Stored records –

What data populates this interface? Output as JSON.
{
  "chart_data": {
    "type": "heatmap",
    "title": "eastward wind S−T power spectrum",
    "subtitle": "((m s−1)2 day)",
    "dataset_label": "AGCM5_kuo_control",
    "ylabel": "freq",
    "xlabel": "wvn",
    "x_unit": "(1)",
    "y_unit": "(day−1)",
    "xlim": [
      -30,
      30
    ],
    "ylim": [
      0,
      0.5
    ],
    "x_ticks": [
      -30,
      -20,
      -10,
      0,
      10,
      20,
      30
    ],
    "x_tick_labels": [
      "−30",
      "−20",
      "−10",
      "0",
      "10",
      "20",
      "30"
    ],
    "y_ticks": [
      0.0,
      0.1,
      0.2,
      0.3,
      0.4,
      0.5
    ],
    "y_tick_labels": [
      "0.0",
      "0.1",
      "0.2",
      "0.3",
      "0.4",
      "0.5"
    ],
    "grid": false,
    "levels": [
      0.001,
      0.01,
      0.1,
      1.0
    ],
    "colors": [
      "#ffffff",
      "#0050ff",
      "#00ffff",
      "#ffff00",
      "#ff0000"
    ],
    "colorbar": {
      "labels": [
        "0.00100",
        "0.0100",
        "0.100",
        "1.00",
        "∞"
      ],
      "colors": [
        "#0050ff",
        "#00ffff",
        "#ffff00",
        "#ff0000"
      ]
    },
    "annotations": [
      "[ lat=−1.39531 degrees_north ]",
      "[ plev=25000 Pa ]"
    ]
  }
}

Set task –
All the data must be duplicated exactly, with nothing added or removed.

The reply –
What data populates this interface? Output as JSON.
{
  "chart_data": {
    "type": "heatmap",
    "title": "eastward wind S−T power spectrum",
    "subtitle": "((m s−1)2 day)",
    "dataset_label": "AGCM5_kuo_control",
    "ylabel": "freq",
    "xlabel": "wvn",
    "x_unit": "(1)",
    "y_unit": "(day−1)",
    "xlim": [
      -30,
      30
    ],
    "ylim": [
      0,
      0.5
    ],
    "x_ticks": [
      -30,
      -20,
      -10,
      0,
      10,
      20,
      30
    ],
    "x_tick_labels": [
      "−30",
      "−20",
      "−10",
      "0",
      "10",
      "20",
      "30"
    ],
    "y_ticks": [
      0.0,
      0.1,
      0.2,
      0.3,
      0.4,
      0.5
    ],
    "y_tick_labels": [
      "0.0",
      "0.1",
      "0.2",
      "0.3",
      "0.4",
      "0.5"
    ],
    "grid": false,
    "levels": [
      0.001,
      0.01,
      0.1,
      1.0
    ],
    "colors": [
      "#ffffff",
      "#0050ff",
      "#00ffff",
      "#ffff00",
      "#ff0000"
    ],
    "colorbar": {
      "labels": [
        "0.00100",
        "0.0100",
        "0.100",
        "1.00",
        "∞"
      ],
      "colors": [
        "#0050ff",
        "#00ffff",
        "#ffff00",
        "#ff0000"
      ]
    },
    "annotations": [
      "[ lat=−1.39531 degrees_north ]",
      "[ plev=25000 Pa ]"
    ]
  }
}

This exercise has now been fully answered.